* REQUIRED WORK
Count the lines of the records that contain the string "details", with case counting, and reply with only that number.

━━━━━━━━━━

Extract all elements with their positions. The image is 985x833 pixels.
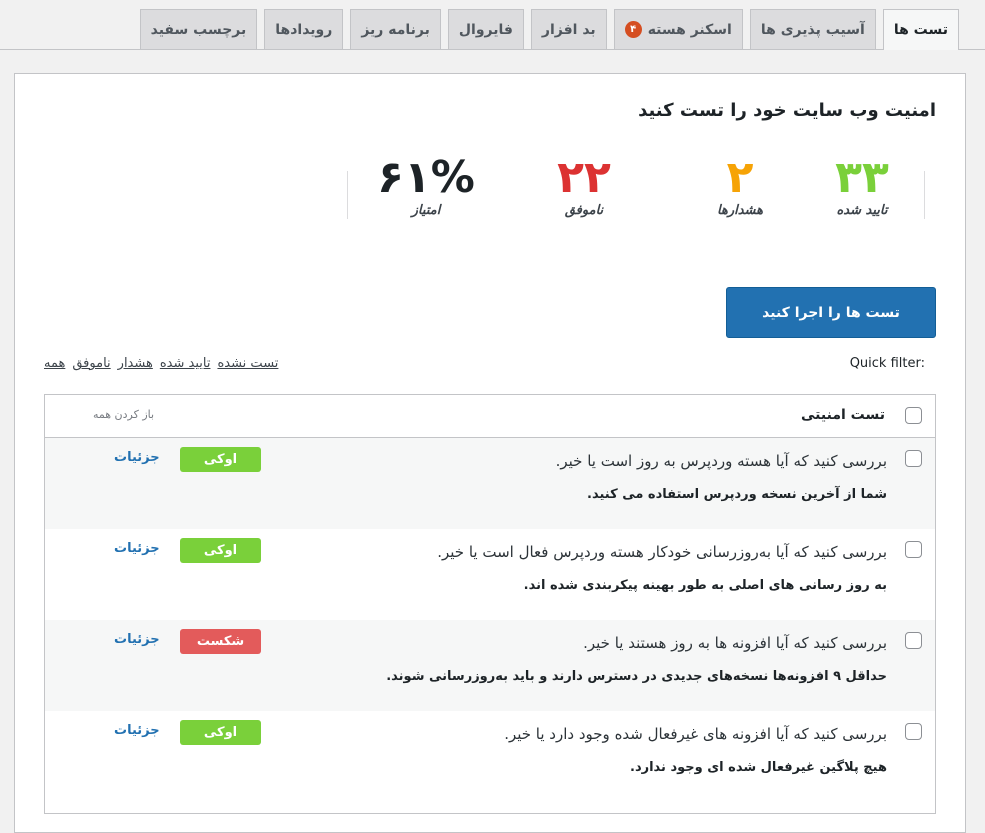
test-result-text: شما از آخرین نسخه وردپرس استفاده می کنید… bbox=[587, 487, 887, 502]
tab-3[interactable]: بد افزار bbox=[530, 9, 607, 49]
status-badge: اوکی bbox=[180, 538, 261, 563]
stat-warnings-label: هشدارها bbox=[717, 203, 763, 218]
quick-filter-label: Quick filter: bbox=[849, 356, 925, 371]
stat-passed-label: تایید شده bbox=[836, 203, 888, 218]
filter-untested[interactable]: تست نشده bbox=[217, 356, 278, 371]
stat-passed-value: ۳۳ bbox=[835, 152, 889, 203]
tab-1[interactable]: آسیب پذیری ها bbox=[749, 9, 876, 49]
tests-table: تست امنیتی باز کردن همه بررسی کنید که آی… bbox=[44, 394, 936, 814]
tab-label: آسیب پذیری ها bbox=[760, 21, 865, 38]
table-row: بررسی کنید که آیا هسته وردپرس به روز است… bbox=[45, 438, 935, 529]
filter-all[interactable]: همه bbox=[44, 356, 65, 371]
tabs-divider bbox=[0, 49, 985, 50]
filter-passed[interactable]: تایید شده bbox=[160, 356, 211, 371]
stat-score: ۶۱% امتیاز bbox=[366, 152, 486, 219]
stat-divider bbox=[347, 171, 348, 219]
details-link[interactable]: جزئیات bbox=[114, 541, 160, 556]
tab-bar: تست ها آسیب پذیری ها اسکنر هسته ۴ بد افزار فا… bbox=[139, 9, 959, 50]
tab-7[interactable]: برچسب سفید bbox=[139, 9, 258, 49]
row-checkbox[interactable] bbox=[905, 541, 922, 558]
row-checkbox[interactable] bbox=[905, 450, 922, 467]
details-link[interactable]: جزئیات bbox=[114, 723, 160, 738]
stat-divider bbox=[924, 171, 925, 219]
row-checkbox[interactable] bbox=[905, 723, 922, 740]
test-result-text: حداقل ۹ افزونه‌ها نسخه‌های جدیدی در دستر… bbox=[386, 669, 887, 684]
stat-score-label: امتیاز bbox=[411, 203, 441, 218]
tab-label: تست ها bbox=[893, 22, 948, 38]
tab-5[interactable]: برنامه ریز bbox=[350, 9, 441, 49]
filter-warning[interactable]: هشدار bbox=[118, 356, 153, 371]
expand-all-link[interactable]: باز کردن همه bbox=[93, 408, 154, 421]
tab-4[interactable]: فایروال bbox=[447, 9, 524, 49]
table-row: بررسی کنید که آیا افزونه های غیرفعال شده… bbox=[45, 711, 935, 802]
tab-count-badge: ۴ bbox=[624, 21, 642, 38]
page-title: امنیت وب سایت خود را تست کنید bbox=[638, 100, 936, 121]
table-row: بررسی کنید که آیا افزونه ها به روز هستند… bbox=[45, 620, 935, 711]
tab-label: بد افزار bbox=[541, 21, 596, 38]
tab-2[interactable]: اسکنر هسته ۴ bbox=[613, 9, 743, 49]
stats-bar: ۳۳ تایید شده ۲ هشدارها ۲۲ ناموفق ۶۱% امت… bbox=[347, 153, 925, 220]
header-security-test: تست امنیتی bbox=[801, 407, 885, 423]
stat-failed: ۲۲ ناموفق bbox=[524, 152, 644, 219]
status-badge: اوکی bbox=[180, 720, 261, 745]
stat-warnings-value: ۲ bbox=[726, 152, 754, 203]
stat-passed: ۳۳ تایید شده bbox=[802, 152, 922, 219]
tab-label: فایروال bbox=[458, 21, 513, 38]
tab-label: برنامه ریز bbox=[361, 21, 430, 38]
tab-label: برچسب سفید bbox=[150, 21, 247, 38]
filter-failed[interactable]: ناموفق bbox=[72, 356, 110, 371]
run-tests-button[interactable]: تست ها را اجرا کنید bbox=[726, 287, 936, 338]
test-title: بررسی کنید که آیا افزونه های غیرفعال شده… bbox=[504, 725, 887, 743]
test-result-text: هیچ پلاگین غیرفعال شده ای وجود ندارد. bbox=[630, 760, 887, 775]
details-link[interactable]: جزئیات bbox=[114, 450, 160, 465]
stat-warnings: ۲ هشدارها bbox=[680, 152, 800, 219]
status-badge: شکست bbox=[180, 629, 261, 654]
table-row: بررسی کنید که آیا به‌روزرسانی خودکار هست… bbox=[45, 529, 935, 620]
test-title: بررسی کنید که آیا افزونه ها به روز هستند… bbox=[583, 634, 887, 652]
table-header: تست امنیتی باز کردن همه bbox=[45, 395, 935, 438]
stat-failed-label: ناموفق bbox=[564, 203, 604, 218]
test-title: بررسی کنید که آیا هسته وردپرس به روز است… bbox=[555, 452, 887, 470]
stat-score-value: ۶۱% bbox=[377, 152, 475, 203]
row-checkbox[interactable] bbox=[905, 632, 922, 649]
quick-filter-links: تست نشده تایید شده هشدار ناموفق همه bbox=[44, 356, 278, 371]
tab-0[interactable]: تست ها bbox=[882, 9, 959, 50]
select-all-checkbox[interactable] bbox=[905, 407, 922, 424]
test-title: بررسی کنید که آیا به‌روزرسانی خودکار هست… bbox=[437, 543, 887, 561]
stat-failed-value: ۲۲ bbox=[557, 152, 611, 203]
tab-label: اسکنر هسته bbox=[647, 21, 732, 38]
test-result-text: به روز رسانی های اصلی به طور بهینه پیکرب… bbox=[523, 578, 887, 593]
details-link[interactable]: جزئیات bbox=[114, 632, 160, 647]
tab-6[interactable]: رویدادها bbox=[264, 9, 344, 49]
tab-label: رویدادها bbox=[275, 21, 333, 38]
status-badge: اوکی bbox=[180, 447, 261, 472]
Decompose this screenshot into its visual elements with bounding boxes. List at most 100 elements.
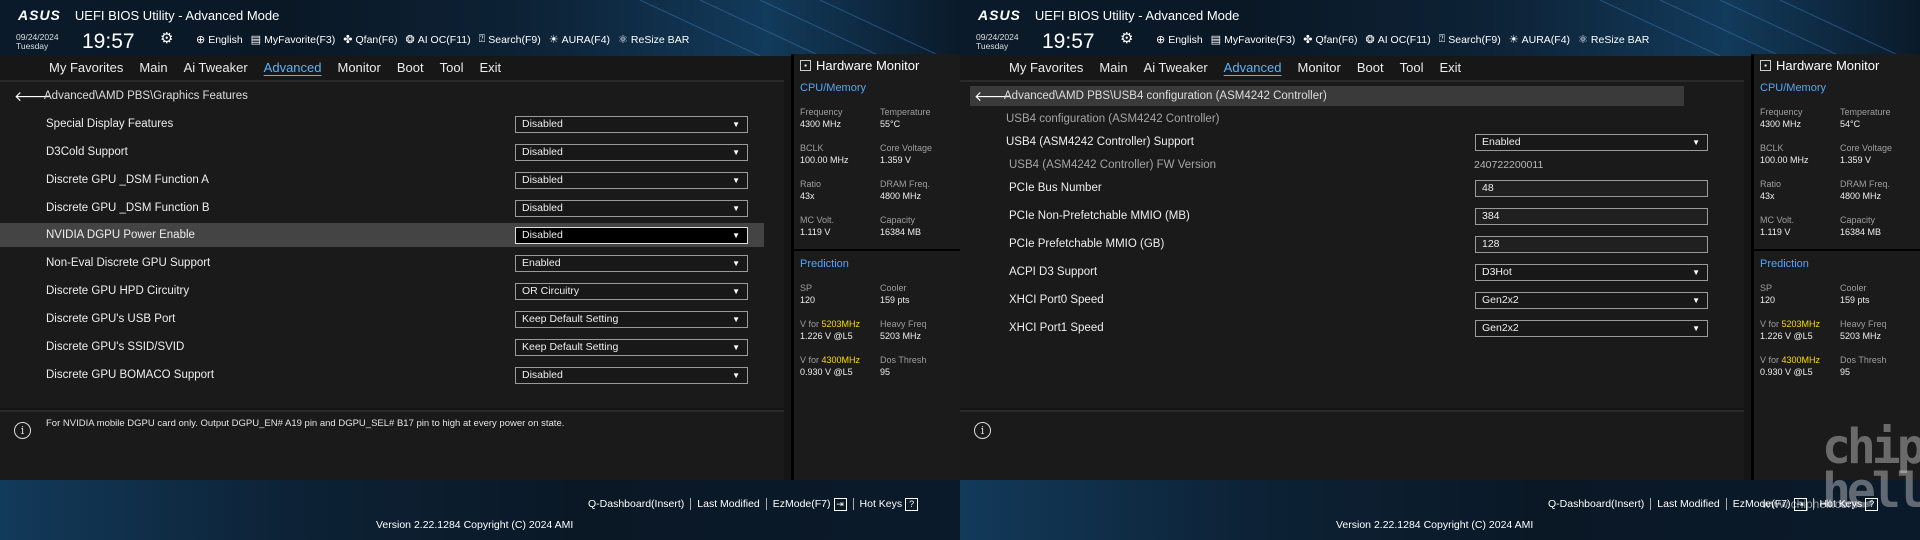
tab-my-favorites[interactable]: My Favorites [1001,57,1091,79]
hot-keys-label: Hot Keys [859,498,903,510]
setting-dropdown[interactable]: Disabled ▼ [515,172,748,189]
hw-temperature: Temperature 54°C [1840,106,1891,130]
hw-section-prediction: Prediction [1760,258,1809,270]
tab-tool[interactable]: Tool [1392,57,1432,79]
setting-dropdown[interactable]: Keep Default Setting ▼ [515,311,748,328]
dropdown-value: Enabled [522,257,561,269]
setting-dropdown[interactable]: Enabled ▼ [515,255,748,272]
hw-value: 4800 MHz [1840,191,1882,201]
setting-row[interactable]: PCIe Non-Prefetchable MMIO (MB) 384 [960,204,1724,228]
setting-row[interactable]: Discrete GPU's SSID/SVID Keep Default Se… [0,335,764,359]
setting-row[interactable]: Discrete GPU _DSM Function A Disabled ▼ [0,168,764,192]
myfavorite-button[interactable]: ▤ MyFavorite(F3) [251,33,336,47]
gear-icon[interactable]: ⚙ [1120,29,1133,47]
setting-label: Discrete GPU _DSM Function A [46,174,209,186]
tab-my-favorites[interactable]: My Favorites [41,57,131,79]
setting-row[interactable]: PCIe Bus Number 48 [960,176,1724,200]
setting-row[interactable]: Discrete GPU _DSM Function B Disabled ▼ [0,196,764,220]
last-modified-button[interactable]: Last Modified [1651,498,1727,510]
setting-row[interactable]: Non-Eval Discrete GPU Support Enabled ▼ [0,251,764,275]
setting-row[interactable]: USB4 (ASM4242 Controller) Support Enable… [960,130,1724,154]
qfan-button[interactable]: ✤ Qfan(F6) [343,33,397,47]
myfavorite-button[interactable]: ▤ MyFavorite(F3) [1210,33,1296,47]
hw-section-prediction: Prediction [800,258,849,270]
dropdown-value: Keep Default Setting [522,341,619,353]
language-button[interactable]: ⊕ English [1156,33,1203,47]
search-button[interactable]: ⍰ Search(F9) [479,33,541,46]
hw-frequency: Frequency 4300 MHz [1760,106,1803,130]
tab-exit[interactable]: Exit [1431,57,1469,79]
hw-value: 100.00 MHz [800,155,849,165]
setting-dropdown[interactable]: Disabled ▼ [515,367,748,384]
setting-row[interactable]: D3Cold Support Disabled ▼ [0,140,764,164]
aura-button[interactable]: ☀ AURA(F4) [549,33,610,47]
setting-dropdown[interactable]: Gen2x2 ▼ [1475,320,1708,337]
resize-bar-button[interactable]: ⚛ ReSize BAR [1578,33,1649,47]
non-prefetchable-mmio-input[interactable]: 384 [1475,208,1708,225]
ai-oc-button[interactable]: ❂ AI OC(F11) [1366,33,1431,47]
tab-boot[interactable]: Boot [1349,57,1392,79]
setting-row[interactable]: Discrete GPU's USB Port Keep Default Set… [0,307,764,331]
language-button[interactable]: ⊕ English [196,33,243,47]
dropdown-value: Disabled [522,369,563,381]
tab-tool[interactable]: Tool [432,57,472,79]
ezmode-button[interactable]: EzMode(F7) ⇥ [767,498,854,511]
tab-ai-tweaker[interactable]: Ai Tweaker [1136,57,1216,79]
weekday: Tuesday [976,41,1009,51]
dropdown-value: D3Hot [1482,266,1512,278]
tab-advanced[interactable]: Advanced [1216,57,1290,79]
setting-row[interactable]: PCIe Prefetchable MMIO (GB) 128 [960,232,1724,256]
setting-dropdown[interactable]: Disabled ▼ [515,200,748,217]
resize-bar-button[interactable]: ⚛ ReSize BAR [618,33,689,47]
setting-label: USB4 (ASM4242 Controller) Support [1006,136,1194,148]
prefetchable-mmio-input[interactable]: 128 [1475,236,1708,253]
ai-oc-button[interactable]: ❂ AI OC(F11) [406,33,471,47]
hot-keys-button[interactable]: Hot Keys? [854,498,925,511]
chiphell-watermark-url: www.chiphell.com [1762,497,1858,511]
tab-boot[interactable]: Boot [389,57,432,79]
setting-dropdown[interactable]: Disabled ▼ [515,116,748,133]
setting-dropdown[interactable]: Keep Default Setting ▼ [515,339,748,356]
tab-main[interactable]: Main [1091,57,1135,79]
qfan-button[interactable]: ✤ Qfan(F6) [1303,33,1357,47]
setting-row[interactable]: XHCI Port0 Speed Gen2x2 ▼ [960,288,1724,312]
tab-advanced[interactable]: Advanced [256,57,330,79]
favorite-icon: ▤ [1210,34,1222,46]
pcie-bus-number-input[interactable]: 48 [1475,180,1708,197]
tab-main[interactable]: Main [131,57,175,79]
setting-row[interactable]: Discrete GPU HPD Circuitry OR Circuitry ▼ [0,279,764,303]
gear-icon[interactable]: ⚙ [160,29,173,47]
setting-row[interactable]: Discrete GPU BOMACO Support Disabled ▼ [0,363,764,387]
setting-row[interactable]: Special Display Features Disabled ▼ [0,112,764,136]
caret-down-icon: ▼ [1692,138,1700,147]
aura-button[interactable]: ☀ AURA(F4) [1509,33,1571,47]
hw-ratio: Ratio 43x [1760,178,1781,202]
hw-value: 5203 MHz [880,331,922,341]
hw-value: 1.359 V [1840,155,1872,165]
hw-key: DRAM Freq. [1840,179,1891,189]
dropdown-value: Enabled [1482,136,1521,148]
weekday: Tuesday [16,41,49,51]
tab-ai-tweaker[interactable]: Ai Tweaker [176,57,256,79]
toolbar-label: AURA(F4) [1521,33,1571,46]
monitor-icon: ▪ [800,60,811,71]
setting-dropdown[interactable]: Disabled ▼ [515,227,748,244]
setting-dropdown[interactable]: D3Hot ▼ [1475,264,1708,281]
ezmode-label: EzMode(F7) [772,498,831,510]
tab-exit[interactable]: Exit [471,57,509,79]
setting-row-selected[interactable]: NVIDIA DGPU Power Enable Disabled ▼ [0,223,764,247]
setting-dropdown[interactable]: Enabled ▼ [1475,134,1708,151]
q-dashboard-button[interactable]: Q-Dashboard(Insert) [582,498,692,510]
search-button[interactable]: ⍰ Search(F9) [1439,33,1501,46]
setting-dropdown[interactable]: Gen2x2 ▼ [1475,292,1708,309]
setting-dropdown[interactable]: OR Circuitry ▼ [515,283,748,300]
setting-dropdown[interactable]: Disabled ▼ [515,144,748,161]
tab-monitor[interactable]: Monitor [330,57,389,79]
q-dashboard-button[interactable]: Q-Dashboard(Insert) [1542,498,1652,510]
back-arrow-icon[interactable]: 🡐 [14,88,52,105]
back-arrow-icon[interactable]: 🡐 [974,88,1012,105]
setting-row[interactable]: XHCI Port1 Speed Gen2x2 ▼ [960,316,1724,340]
setting-row[interactable]: ACPI D3 Support D3Hot ▼ [960,260,1724,284]
tab-monitor[interactable]: Monitor [1290,57,1349,79]
last-modified-button[interactable]: Last Modified [691,498,767,510]
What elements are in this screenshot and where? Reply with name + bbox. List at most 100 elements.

━━━━━━━━━━

* ANSWER
4